• Written instruction:
Every record must be repeated exactly, with no omission.

• Material for this task:

***

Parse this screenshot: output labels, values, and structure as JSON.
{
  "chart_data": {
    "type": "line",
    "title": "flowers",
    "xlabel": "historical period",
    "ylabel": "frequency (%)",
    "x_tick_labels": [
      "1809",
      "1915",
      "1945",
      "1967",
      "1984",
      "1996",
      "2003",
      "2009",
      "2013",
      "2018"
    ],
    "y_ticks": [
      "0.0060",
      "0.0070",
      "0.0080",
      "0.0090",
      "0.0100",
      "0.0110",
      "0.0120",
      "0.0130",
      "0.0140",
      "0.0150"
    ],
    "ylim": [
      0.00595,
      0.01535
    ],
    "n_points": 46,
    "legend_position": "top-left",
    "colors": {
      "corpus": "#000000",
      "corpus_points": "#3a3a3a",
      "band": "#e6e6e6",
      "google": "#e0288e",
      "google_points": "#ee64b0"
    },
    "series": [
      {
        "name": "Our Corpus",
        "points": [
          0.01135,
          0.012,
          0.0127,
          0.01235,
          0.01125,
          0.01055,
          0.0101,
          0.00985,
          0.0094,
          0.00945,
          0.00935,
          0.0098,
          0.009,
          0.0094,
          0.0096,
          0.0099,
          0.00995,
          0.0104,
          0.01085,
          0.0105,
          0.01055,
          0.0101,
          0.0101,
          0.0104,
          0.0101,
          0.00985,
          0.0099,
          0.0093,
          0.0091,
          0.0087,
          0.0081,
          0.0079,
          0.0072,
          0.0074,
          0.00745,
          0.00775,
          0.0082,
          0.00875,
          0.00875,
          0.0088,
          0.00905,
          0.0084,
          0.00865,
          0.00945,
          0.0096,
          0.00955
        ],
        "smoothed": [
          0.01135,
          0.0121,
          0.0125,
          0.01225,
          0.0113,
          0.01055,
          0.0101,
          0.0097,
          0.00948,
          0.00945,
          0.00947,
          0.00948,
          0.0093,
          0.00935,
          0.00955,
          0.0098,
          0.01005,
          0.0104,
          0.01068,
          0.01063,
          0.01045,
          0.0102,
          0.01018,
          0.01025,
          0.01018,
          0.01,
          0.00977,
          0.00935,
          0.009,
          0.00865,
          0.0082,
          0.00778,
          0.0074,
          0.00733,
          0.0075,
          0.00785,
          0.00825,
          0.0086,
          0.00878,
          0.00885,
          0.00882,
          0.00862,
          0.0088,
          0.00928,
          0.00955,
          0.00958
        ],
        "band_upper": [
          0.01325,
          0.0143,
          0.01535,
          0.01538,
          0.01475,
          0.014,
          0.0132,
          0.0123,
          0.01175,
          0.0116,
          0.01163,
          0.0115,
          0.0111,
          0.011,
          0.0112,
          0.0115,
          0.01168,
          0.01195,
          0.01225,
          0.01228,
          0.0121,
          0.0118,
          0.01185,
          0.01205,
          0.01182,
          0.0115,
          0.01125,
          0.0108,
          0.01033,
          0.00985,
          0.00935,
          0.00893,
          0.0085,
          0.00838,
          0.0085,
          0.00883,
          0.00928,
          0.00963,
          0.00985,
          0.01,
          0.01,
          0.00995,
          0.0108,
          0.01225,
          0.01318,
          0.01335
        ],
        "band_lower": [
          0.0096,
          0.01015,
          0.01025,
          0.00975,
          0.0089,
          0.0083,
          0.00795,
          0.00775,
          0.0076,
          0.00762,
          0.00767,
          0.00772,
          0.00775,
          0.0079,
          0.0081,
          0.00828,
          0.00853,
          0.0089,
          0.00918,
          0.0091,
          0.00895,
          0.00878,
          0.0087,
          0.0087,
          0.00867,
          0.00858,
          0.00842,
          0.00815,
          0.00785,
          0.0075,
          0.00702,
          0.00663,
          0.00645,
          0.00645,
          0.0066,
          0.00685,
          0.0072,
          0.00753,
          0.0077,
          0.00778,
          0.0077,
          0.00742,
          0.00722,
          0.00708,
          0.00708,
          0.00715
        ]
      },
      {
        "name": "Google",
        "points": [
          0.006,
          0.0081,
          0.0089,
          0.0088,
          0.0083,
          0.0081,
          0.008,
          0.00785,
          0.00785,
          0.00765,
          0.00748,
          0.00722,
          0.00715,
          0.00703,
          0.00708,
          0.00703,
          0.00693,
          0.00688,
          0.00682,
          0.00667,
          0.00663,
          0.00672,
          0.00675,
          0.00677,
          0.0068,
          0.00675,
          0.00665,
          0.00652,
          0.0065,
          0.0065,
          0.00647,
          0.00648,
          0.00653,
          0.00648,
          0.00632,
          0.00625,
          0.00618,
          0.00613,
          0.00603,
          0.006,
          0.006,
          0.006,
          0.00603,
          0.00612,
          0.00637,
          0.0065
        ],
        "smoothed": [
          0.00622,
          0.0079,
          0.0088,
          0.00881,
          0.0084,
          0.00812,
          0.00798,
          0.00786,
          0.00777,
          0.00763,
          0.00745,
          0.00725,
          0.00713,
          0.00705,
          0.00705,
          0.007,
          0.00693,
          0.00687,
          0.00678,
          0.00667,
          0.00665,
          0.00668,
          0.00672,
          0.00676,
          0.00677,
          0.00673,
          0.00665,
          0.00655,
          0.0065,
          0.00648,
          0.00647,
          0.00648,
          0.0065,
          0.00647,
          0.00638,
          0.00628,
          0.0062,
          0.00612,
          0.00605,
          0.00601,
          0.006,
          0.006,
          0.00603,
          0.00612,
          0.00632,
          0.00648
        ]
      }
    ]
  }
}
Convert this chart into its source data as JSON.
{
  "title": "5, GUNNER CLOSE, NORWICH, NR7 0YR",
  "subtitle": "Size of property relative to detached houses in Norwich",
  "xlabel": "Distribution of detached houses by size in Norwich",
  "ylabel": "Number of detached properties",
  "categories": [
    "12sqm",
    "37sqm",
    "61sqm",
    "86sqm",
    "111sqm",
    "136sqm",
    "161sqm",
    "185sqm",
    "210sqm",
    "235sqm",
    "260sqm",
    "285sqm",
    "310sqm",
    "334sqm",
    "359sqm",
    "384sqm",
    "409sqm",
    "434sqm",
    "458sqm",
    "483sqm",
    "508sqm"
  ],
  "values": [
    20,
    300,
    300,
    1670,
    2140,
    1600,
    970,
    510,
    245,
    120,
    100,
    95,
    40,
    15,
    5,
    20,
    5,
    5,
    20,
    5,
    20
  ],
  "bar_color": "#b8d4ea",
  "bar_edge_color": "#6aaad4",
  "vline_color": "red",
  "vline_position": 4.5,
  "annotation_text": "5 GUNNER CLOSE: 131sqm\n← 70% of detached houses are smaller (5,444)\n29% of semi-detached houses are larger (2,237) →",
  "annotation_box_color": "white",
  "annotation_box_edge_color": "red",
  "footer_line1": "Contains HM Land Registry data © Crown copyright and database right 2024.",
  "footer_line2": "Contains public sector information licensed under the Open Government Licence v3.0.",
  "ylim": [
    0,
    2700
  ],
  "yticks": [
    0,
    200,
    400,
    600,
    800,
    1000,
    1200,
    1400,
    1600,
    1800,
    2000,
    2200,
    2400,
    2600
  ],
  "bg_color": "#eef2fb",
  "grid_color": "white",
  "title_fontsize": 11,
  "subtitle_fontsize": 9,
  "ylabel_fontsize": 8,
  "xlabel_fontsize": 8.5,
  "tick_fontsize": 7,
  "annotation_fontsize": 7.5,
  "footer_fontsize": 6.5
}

***

• Complete answer:
Parse this screenshot: output labels, values, and structure as JSON.
{
  "chart_data": {
    "type": "line",
    "title": "flowers",
    "xlabel": "historical period",
    "ylabel": "frequency (%)",
    "x_tick_labels": [
      "1809",
      "1915",
      "1945",
      "1967",
      "1984",
      "1996",
      "2003",
      "2009",
      "2013",
      "2018"
    ],
    "y_ticks": [
      "0.0060",
      "0.0070",
      "0.0080",
      "0.0090",
      "0.0100",
      "0.0110",
      "0.0120",
      "0.0130",
      "0.0140",
      "0.0150"
    ],
    "ylim": [
      0.00595,
      0.01535
    ],
    "n_points": 46,
    "legend_position": "top-left",
    "colors": {
      "corpus": "#000000",
      "corpus_points": "#3a3a3a",
      "band": "#e6e6e6",
      "google": "#e0288e",
      "google_points": "#ee64b0"
    },
    "series": [
      {
        "name": "Our Corpus",
        "points": [
          0.01135,
          0.012,
          0.0127,
          0.01235,
          0.01125,
          0.01055,
          0.0101,
          0.00985,
          0.0094,
          0.00945,
          0.00935,
          0.0098,
          0.009,
          0.0094,
          0.0096,
          0.0099,
          0.00995,
          0.0104,
          0.01085,
          0.0105,
          0.01055,
          0.0101,
          0.0101,
          0.0104,
          0.0101,
          0.00985,
          0.0099,
          0.0093,
          0.0091,
          0.0087,
          0.0081,
          0.0079,
          0.0072,
          0.0074,
          0.00745,
          0.00775,
          0.0082,
          0.00875,
          0.00875,
          0.0088,
          0.00905,
          0.0084,
          0.00865,
          0.00945,
          0.0096,
          0.00955
        ],
        "smoothed": [
          0.01135,
          0.0121,
          0.0125,
          0.01225,
          0.0113,
          0.01055,
          0.0101,
          0.0097,
          0.00948,
          0.00945,
          0.00947,
          0.00948,
          0.0093,
          0.00935,
          0.00955,
          0.0098,
          0.01005,
          0.0104,
          0.01068,
          0.01063,
          0.01045,
          0.0102,
          0.01018,
          0.01025,
          0.01018,
          0.01,
          0.00977,
          0.00935,
          0.009,
          0.00865,
          0.0082,
          0.00778,
          0.0074,
          0.00733,
          0.0075,
          0.00785,
          0.00825,
          0.0086,
          0.00878,
          0.00885,
          0.00882,
          0.00862,
          0.0088,
          0.00928,
          0.00955,
          0.00958
        ],
        "band_upper": [
          0.01325,
          0.0143,
          0.01535,
          0.01538,
          0.01475,
          0.014,
          0.0132,
          0.0123,
          0.01175,
          0.0116,
          0.01163,
          0.0115,
          0.0111,
          0.011,
          0.0112,
          0.0115,
          0.01168,
          0.01195,
          0.01225,
          0.01228,
          0.0121,
          0.0118,
          0.01185,
          0.01205,
          0.01182,
          0.0115,
          0.01125,
          0.0108,
          0.01033,
          0.00985,
          0.00935,
          0.00893,
          0.0085,
          0.00838,
          0.0085,
          0.00883,
          0.00928,
          0.00963,
          0.00985,
          0.01,
          0.01,
          0.00995,
          0.0108,
          0.01225,
          0.01318,
          0.01335
        ],
        "band_lower": [
          0.0096,
          0.01015,
          0.01025,
          0.00975,
          0.0089,
          0.0083,
          0.00795,
          0.00775,
          0.0076,
          0.00762,
          0.00767,
          0.00772,
          0.00775,
          0.0079,
          0.0081,
          0.00828,
          0.00853,
          0.0089,
          0.00918,
          0.0091,
          0.00895,
          0.00878,
          0.0087,
          0.0087,
          0.00867,
          0.00858,
          0.00842,
          0.00815,
          0.00785,
          0.0075,
          0.00702,
          0.00663,
          0.00645,
          0.00645,
          0.0066,
          0.00685,
          0.0072,
          0.00753,
          0.0077,
          0.00778,
          0.0077,
          0.00742,
          0.00722,
          0.00708,
          0.00708,
          0.00715
        ]
      },
      {
        "name": "Google",
        "points": [
          0.006,
          0.0081,
          0.0089,
          0.0088,
          0.0083,
          0.0081,
          0.008,
          0.00785,
          0.00785,
          0.00765,
          0.00748,
          0.00722,
          0.00715,
          0.00703,
          0.00708,
          0.00703,
          0.00693,
          0.00688,
          0.00682,
          0.00667,
          0.00663,
          0.00672,
          0.00675,
          0.00677,
          0.0068,
          0.00675,
          0.00665,
          0.00652,
          0.0065,
          0.0065,
          0.00647,
          0.00648,
          0.00653,
          0.00648,
          0.00632,
          0.00625,
          0.00618,
          0.00613,
          0.00603,
          0.006,
          0.006,
          0.006,
          0.00603,
          0.00612,
          0.00637,
          0.0065
        ],
        "smoothed": [
          0.00622,
          0.0079,
          0.0088,
          0.00881,
          0.0084,
          0.00812,
          0.00798,
          0.00786,
          0.00777,
          0.00763,
          0.00745,
          0.00725,
          0.00713,
          0.00705,
          0.00705,
          0.007,
          0.00693,
          0.00687,
          0.00678,
          0.00667,
          0.00665,
          0.00668,
          0.00672,
          0.00676,
          0.00677,
          0.00673,
          0.00665,
          0.00655,
          0.0065,
          0.00648,
          0.00647,
          0.00648,
          0.0065,
          0.00647,
          0.00638,
          0.00628,
          0.0062,
          0.00612,
          0.00605,
          0.00601,
          0.006,
          0.006,
          0.00603,
          0.00612,
          0.00632,
          0.00648
        ]
      }
    ]
  }
}
Convert this chart into its source data as JSON.
{
  "title": "5, GUNNER CLOSE, NORWICH, NR7 0YR",
  "subtitle": "Size of property relative to detached houses in Norwich",
  "xlabel": "Distribution of detached houses by size in Norwich",
  "ylabel": "Number of detached properties",
  "categories": [
    "12sqm",
    "37sqm",
    "61sqm",
    "86sqm",
    "111sqm",
    "136sqm",
    "161sqm",
    "185sqm",
    "210sqm",
    "235sqm",
    "260sqm",
    "285sqm",
    "310sqm",
    "334sqm",
    "359sqm",
    "384sqm",
    "409sqm",
    "434sqm",
    "458sqm",
    "483sqm",
    "508sqm"
  ],
  "values": [
    20,
    300,
    300,
    1670,
    2140,
    1600,
    970,
    510,
    245,
    120,
    100,
    95,
    40,
    15,
    5,
    20,
    5,
    5,
    20,
    5,
    20
  ],
  "bar_color": "#b8d4ea",
  "bar_edge_color": "#6aaad4",
  "vline_color": "red",
  "vline_position": 4.5,
  "annotation_text": "5 GUNNER CLOSE: 131sqm\n← 70% of detached houses are smaller (5,444)\n29% of semi-detached houses are larger (2,237) →",
  "annotation_box_color": "white",
  "annotation_box_edge_color": "red",
  "footer_line1": "Contains HM Land Registry data © Crown copyright and database right 2024.",
  "footer_line2": "Contains public sector information licensed under the Open Government Licence v3.0.",
  "ylim": [
    0,
    2700
  ],
  "yticks": [
    0,
    200,
    400,
    600,
    800,
    1000,
    1200,
    1400,
    1600,
    1800,
    2000,
    2200,
    2400,
    2600
  ],
  "bg_color": "#eef2fb",
  "grid_color": "white",
  "title_fontsize": 11,
  "subtitle_fontsize": 9,
  "ylabel_fontsize": 8,
  "xlabel_fontsize": 8.5,
  "tick_fontsize": 7,
  "annotation_fontsize": 7.5,
  "footer_fontsize": 6.5
}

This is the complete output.